• [GIVEN ENTRIES]:
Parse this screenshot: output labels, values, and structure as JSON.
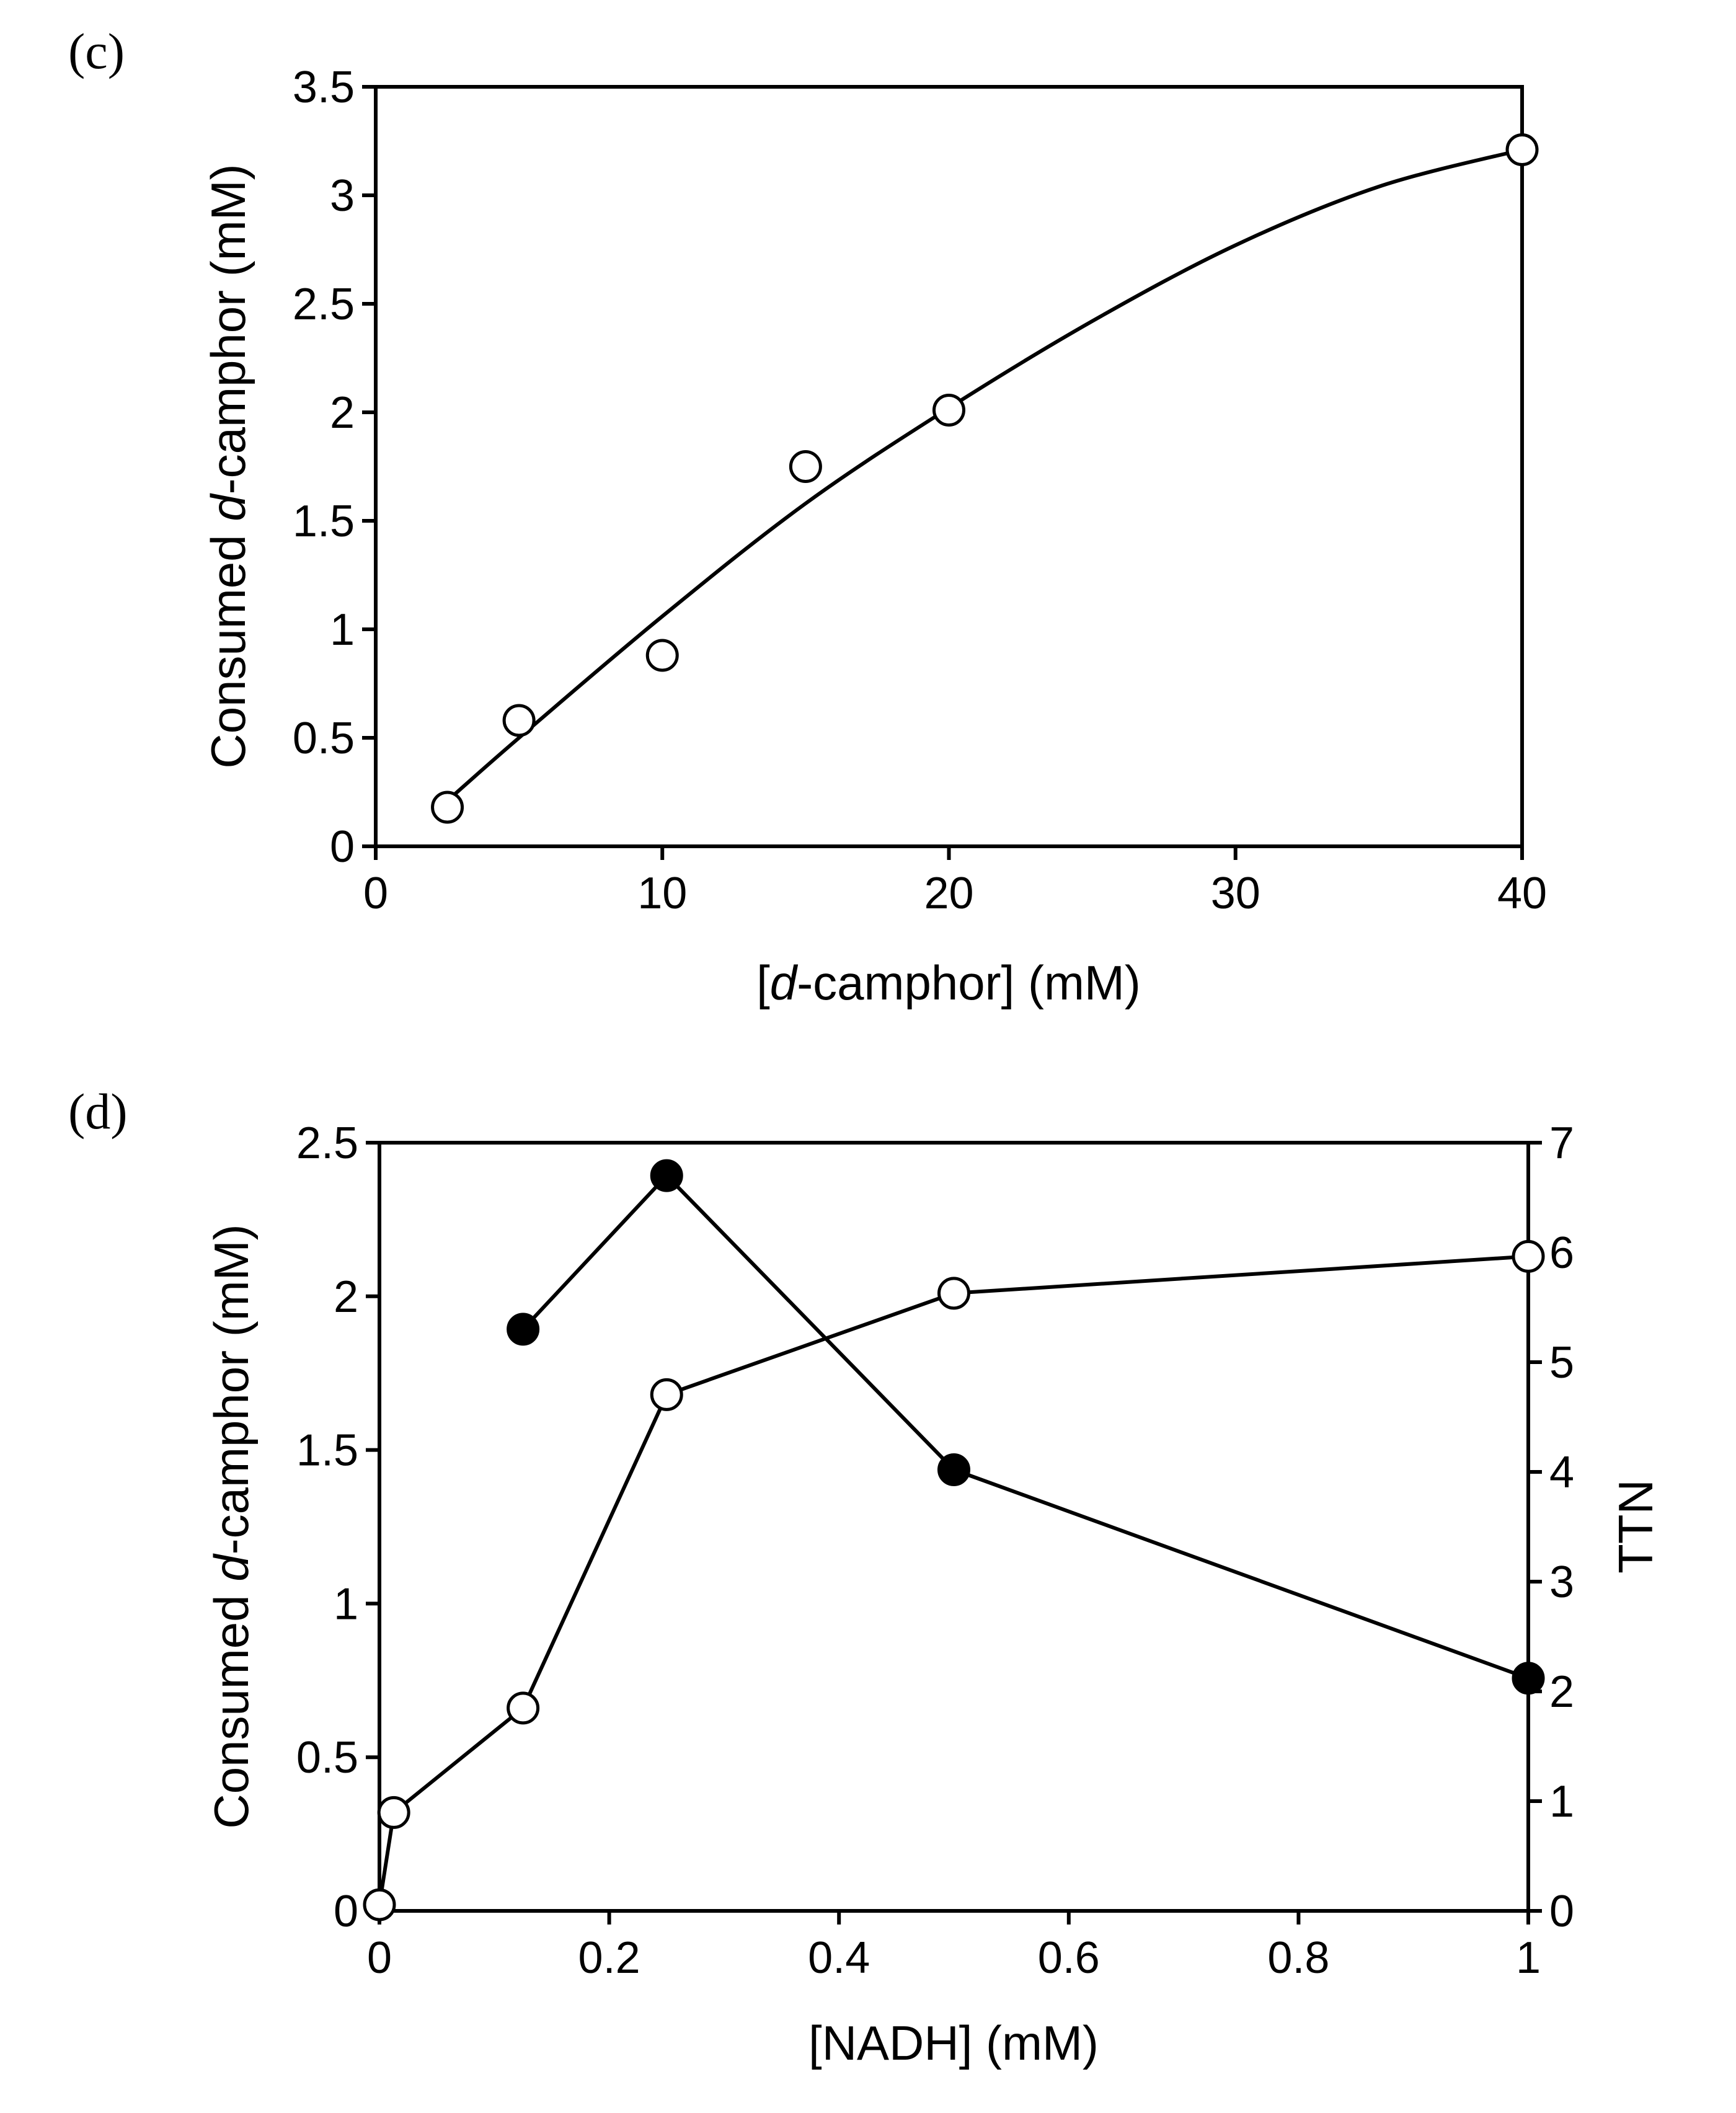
{
  "chart_data": [
    {
      "panel_label": "(c)",
      "type": "scatter",
      "xlabel": {
        "pre": "[",
        "italic": "d",
        "post": "-camphor] (mM)"
      },
      "ylabel": {
        "pre": "Consumed ",
        "italic": "d",
        "post": "-camphor (mM)"
      },
      "xlim": [
        0,
        40
      ],
      "ylim": [
        0,
        3.5
      ],
      "xticks": [
        0,
        10,
        20,
        30,
        40
      ],
      "xtick_labels": [
        "0",
        "10",
        "20",
        "30",
        "40"
      ],
      "yticks": [
        0,
        0.5,
        1,
        1.5,
        2,
        2.5,
        3,
        3.5
      ],
      "ytick_labels": [
        "0",
        "0.5",
        "1",
        "1.5",
        "2",
        "2.5",
        "3",
        "3.5"
      ],
      "grid": false,
      "series": [
        {
          "name": "Consumed d-camphor",
          "marker": "open-circle",
          "x": [
            2.5,
            5,
            10,
            15,
            20,
            40
          ],
          "y": [
            0.18,
            0.58,
            0.88,
            1.75,
            2.01,
            3.21
          ]
        }
      ],
      "fit_curve": {
        "x": [
          2.5,
          5,
          10,
          15,
          20,
          25,
          30,
          35,
          40
        ],
        "y": [
          0.21,
          0.5,
          1.06,
          1.58,
          2.02,
          2.42,
          2.77,
          3.04,
          3.21
        ]
      }
    },
    {
      "panel_label": "(d)",
      "type": "line",
      "xlabel": {
        "pre": "[NADH] (mM)",
        "italic": "",
        "post": ""
      },
      "ylabel": {
        "pre": "Consumed ",
        "italic": "d",
        "post": "-camphor (mM)"
      },
      "y2label": "TTN",
      "xlim": [
        0,
        1
      ],
      "ylim": [
        0,
        2.5
      ],
      "y2lim": [
        0,
        7
      ],
      "xticks": [
        0,
        0.2,
        0.4,
        0.6,
        0.8,
        1
      ],
      "xtick_labels": [
        "0",
        "0.2",
        "0.4",
        "0.6",
        "0.8",
        "1"
      ],
      "yticks": [
        0,
        0.5,
        1,
        1.5,
        2,
        2.5
      ],
      "ytick_labels": [
        "0",
        "0.5",
        "1",
        "1.5",
        "2",
        "2.5"
      ],
      "y2ticks": [
        0,
        1,
        2,
        3,
        4,
        5,
        6,
        7
      ],
      "y2tick_labels": [
        "0",
        "1",
        "2",
        "3",
        "4",
        "5",
        "6",
        "7"
      ],
      "grid": false,
      "series": [
        {
          "name": "Consumed d-camphor",
          "axis": "left",
          "marker": "open-circle",
          "x": [
            0,
            0.0125,
            0.125,
            0.25,
            0.5,
            1
          ],
          "y": [
            0.02,
            0.32,
            0.66,
            1.68,
            2.01,
            2.13
          ]
        },
        {
          "name": "TTN",
          "axis": "right",
          "marker": "filled-circle",
          "x": [
            0.125,
            0.25,
            0.5,
            1
          ],
          "y": [
            5.3,
            6.7,
            4.02,
            2.12
          ]
        }
      ]
    }
  ]
}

• [REQUIRED WORK]: Leave the pictures out, and print every line of the listing exactly as written.

• [ANSWER FOR THE TASK]:
Parse this screenshot: output labels, values, and structure as JSON.
{
  "chart_data": [
    {
      "panel_label": "(c)",
      "type": "scatter",
      "xlabel": {
        "pre": "[",
        "italic": "d",
        "post": "-camphor] (mM)"
      },
      "ylabel": {
        "pre": "Consumed ",
        "italic": "d",
        "post": "-camphor (mM)"
      },
      "xlim": [
        0,
        40
      ],
      "ylim": [
        0,
        3.5
      ],
      "xticks": [
        0,
        10,
        20,
        30,
        40
      ],
      "xtick_labels": [
        "0",
        "10",
        "20",
        "30",
        "40"
      ],
      "yticks": [
        0,
        0.5,
        1,
        1.5,
        2,
        2.5,
        3,
        3.5
      ],
      "ytick_labels": [
        "0",
        "0.5",
        "1",
        "1.5",
        "2",
        "2.5",
        "3",
        "3.5"
      ],
      "grid": false,
      "series": [
        {
          "name": "Consumed d-camphor",
          "marker": "open-circle",
          "x": [
            2.5,
            5,
            10,
            15,
            20,
            40
          ],
          "y": [
            0.18,
            0.58,
            0.88,
            1.75,
            2.01,
            3.21
          ]
        }
      ],
      "fit_curve": {
        "x": [
          2.5,
          5,
          10,
          15,
          20,
          25,
          30,
          35,
          40
        ],
        "y": [
          0.21,
          0.5,
          1.06,
          1.58,
          2.02,
          2.42,
          2.77,
          3.04,
          3.21
        ]
      }
    },
    {
      "panel_label": "(d)",
      "type": "line",
      "xlabel": {
        "pre": "[NADH] (mM)",
        "italic": "",
        "post": ""
      },
      "ylabel": {
        "pre": "Consumed ",
        "italic": "d",
        "post": "-camphor (mM)"
      },
      "y2label": "TTN",
      "xlim": [
        0,
        1
      ],
      "ylim": [
        0,
        2.5
      ],
      "y2lim": [
        0,
        7
      ],
      "xticks": [
        0,
        0.2,
        0.4,
        0.6,
        0.8,
        1
      ],
      "xtick_labels": [
        "0",
        "0.2",
        "0.4",
        "0.6",
        "0.8",
        "1"
      ],
      "yticks": [
        0,
        0.5,
        1,
        1.5,
        2,
        2.5
      ],
      "ytick_labels": [
        "0",
        "0.5",
        "1",
        "1.5",
        "2",
        "2.5"
      ],
      "y2ticks": [
        0,
        1,
        2,
        3,
        4,
        5,
        6,
        7
      ],
      "y2tick_labels": [
        "0",
        "1",
        "2",
        "3",
        "4",
        "5",
        "6",
        "7"
      ],
      "grid": false,
      "series": [
        {
          "name": "Consumed d-camphor",
          "axis": "left",
          "marker": "open-circle",
          "x": [
            0,
            0.0125,
            0.125,
            0.25,
            0.5,
            1
          ],
          "y": [
            0.02,
            0.32,
            0.66,
            1.68,
            2.01,
            2.13
          ]
        },
        {
          "name": "TTN",
          "axis": "right",
          "marker": "filled-circle",
          "x": [
            0.125,
            0.25,
            0.5,
            1
          ],
          "y": [
            5.3,
            6.7,
            4.02,
            2.12
          ]
        }
      ]
    }
  ]
}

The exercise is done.